◆ Exercise task 1 ◆
According to the judgment excerpt, why is the claim of title by prescription by Respondent No. 1 not tenable?

◆ Page excerpt ◆
───

A claim of title by prescription by Respondent No. 1 again is not tenable. It based its claim on a title. It had, therefore, prima facie, no animus possidendi. (Para 29)
For the reasons aforementioned, the impugned judgment cannot be sustained, which is set aside accordingly. The appeal is allowed. No costs. (Para 37)
2. Citibank N.A. etc. v. Standard Chartered Bank and Others etc. [JT 2003 (10) SC 597] (Para 20)
3. Punit Rai v. Dinesh Chaudhary [JT 2003 (Suppl-1) SC 557] (Para 20)
4. Vidhyadhar v. Manikrao and Anr. [JT 1999 (2) SC 183] (Para 28)
5. Raj bir Kaur and Another v. S. Chokesiri and Co. [JT 1988 (3) SC 593] (Para 17)
6. Smt. Shakuntala S. Tiwari v. Hem Chand M. Singhania [JT 1987 (2) SC 433] (Para 31)
7. Sohan Singh and Ors. v. General Manager, Ordnance Factory, Khamaria, Jabalpur and Ors. [AIR 1981 SC 1862] (Para 35)
8. The Ramanathapuram Market Committee, Virudhunagar v. East India Corpn. Ltd., Madurai [AIR 1976 Madras 323] (Para 28)
9. Gopal Krishnaji Ketkar v. Mahomed Haji Latif and Others [1968 (3) SCR 862] (Para 19)

───

(Element box annotations)
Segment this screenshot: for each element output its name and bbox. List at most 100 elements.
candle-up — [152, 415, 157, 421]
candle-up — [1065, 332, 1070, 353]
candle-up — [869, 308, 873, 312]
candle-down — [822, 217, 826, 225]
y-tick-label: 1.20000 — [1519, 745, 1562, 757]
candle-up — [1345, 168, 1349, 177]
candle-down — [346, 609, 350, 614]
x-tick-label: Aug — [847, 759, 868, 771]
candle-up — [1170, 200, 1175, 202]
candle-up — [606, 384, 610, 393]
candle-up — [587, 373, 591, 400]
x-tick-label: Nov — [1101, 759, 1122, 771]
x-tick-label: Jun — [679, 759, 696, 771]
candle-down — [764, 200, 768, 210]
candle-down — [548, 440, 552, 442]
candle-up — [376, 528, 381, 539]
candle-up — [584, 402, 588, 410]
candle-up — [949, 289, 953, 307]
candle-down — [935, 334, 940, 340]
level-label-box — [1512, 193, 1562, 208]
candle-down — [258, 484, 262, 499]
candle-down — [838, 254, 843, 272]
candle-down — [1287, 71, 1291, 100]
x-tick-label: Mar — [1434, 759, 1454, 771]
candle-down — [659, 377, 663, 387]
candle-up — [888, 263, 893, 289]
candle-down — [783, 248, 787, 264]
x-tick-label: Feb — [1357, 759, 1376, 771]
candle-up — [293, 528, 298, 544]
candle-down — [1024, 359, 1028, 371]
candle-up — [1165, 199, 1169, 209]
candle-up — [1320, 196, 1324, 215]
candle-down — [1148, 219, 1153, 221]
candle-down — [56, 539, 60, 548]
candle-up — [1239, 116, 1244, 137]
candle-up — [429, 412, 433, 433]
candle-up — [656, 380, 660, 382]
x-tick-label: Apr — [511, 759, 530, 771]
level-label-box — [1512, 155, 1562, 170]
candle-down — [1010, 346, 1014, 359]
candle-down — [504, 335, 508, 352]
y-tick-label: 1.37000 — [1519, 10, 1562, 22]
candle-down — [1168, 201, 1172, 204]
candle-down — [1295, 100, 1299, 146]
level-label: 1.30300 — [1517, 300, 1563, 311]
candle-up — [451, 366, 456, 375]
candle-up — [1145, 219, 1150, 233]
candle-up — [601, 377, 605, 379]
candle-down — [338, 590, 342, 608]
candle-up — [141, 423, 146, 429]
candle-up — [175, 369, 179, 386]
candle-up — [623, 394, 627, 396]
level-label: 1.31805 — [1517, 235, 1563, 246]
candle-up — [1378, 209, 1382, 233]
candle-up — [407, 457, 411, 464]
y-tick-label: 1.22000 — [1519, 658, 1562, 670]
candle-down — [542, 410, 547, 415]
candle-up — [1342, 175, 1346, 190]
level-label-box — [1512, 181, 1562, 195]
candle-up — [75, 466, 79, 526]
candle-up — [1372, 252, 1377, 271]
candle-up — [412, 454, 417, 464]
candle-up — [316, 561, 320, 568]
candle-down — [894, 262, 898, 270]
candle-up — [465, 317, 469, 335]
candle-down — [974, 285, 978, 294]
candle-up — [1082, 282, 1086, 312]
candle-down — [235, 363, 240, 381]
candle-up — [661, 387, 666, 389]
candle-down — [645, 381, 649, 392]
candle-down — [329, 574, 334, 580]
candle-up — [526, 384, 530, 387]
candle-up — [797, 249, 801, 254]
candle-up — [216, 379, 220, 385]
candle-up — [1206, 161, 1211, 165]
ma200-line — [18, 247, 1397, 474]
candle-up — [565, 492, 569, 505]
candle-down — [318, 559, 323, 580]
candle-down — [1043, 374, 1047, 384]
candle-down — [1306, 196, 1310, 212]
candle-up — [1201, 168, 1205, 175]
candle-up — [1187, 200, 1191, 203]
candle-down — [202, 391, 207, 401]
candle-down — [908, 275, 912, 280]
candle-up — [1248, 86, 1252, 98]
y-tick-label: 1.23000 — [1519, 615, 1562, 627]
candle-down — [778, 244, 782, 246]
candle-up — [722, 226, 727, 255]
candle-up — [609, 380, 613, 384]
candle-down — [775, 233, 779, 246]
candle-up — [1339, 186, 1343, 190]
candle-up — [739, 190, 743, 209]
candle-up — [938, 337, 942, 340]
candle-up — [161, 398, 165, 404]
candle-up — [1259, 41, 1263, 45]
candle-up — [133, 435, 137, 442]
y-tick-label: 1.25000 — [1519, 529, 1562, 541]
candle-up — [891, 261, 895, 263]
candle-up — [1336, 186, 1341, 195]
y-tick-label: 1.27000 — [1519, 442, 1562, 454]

───

◆ Exercise task 2 ◆
Substitute "x-axis-label" for "x-tick-label" in the stretch of the records from their start through the line containing "candle-up — [584, 402, 588, 410]", and output only those lines.

◆ Reply 1 ◆
Respondent No. 1 based its claim on a title. It therefore had, prima facie, no animus possidendi.

◆ Reply 2 ◆
Segment this screenshot: for each element output its name and bbox. List at most 100 elements.
candle-up — [152, 415, 157, 421]
candle-up — [1065, 332, 1070, 353]
candle-up — [869, 308, 873, 312]
candle-down — [822, 217, 826, 225]
y-tick-label: 1.20000 — [1519, 745, 1562, 757]
candle-up — [1345, 168, 1349, 177]
candle-down — [346, 609, 350, 614]
x-axis-label: Aug — [847, 759, 868, 771]
candle-up — [1170, 200, 1175, 202]
candle-up — [606, 384, 610, 393]
candle-up — [587, 373, 591, 400]
x-axis-label: Nov — [1101, 759, 1122, 771]
x-axis-label: Jun — [679, 759, 696, 771]
candle-down — [764, 200, 768, 210]
candle-down — [548, 440, 552, 442]
candle-up — [376, 528, 381, 539]
candle-up — [584, 402, 588, 410]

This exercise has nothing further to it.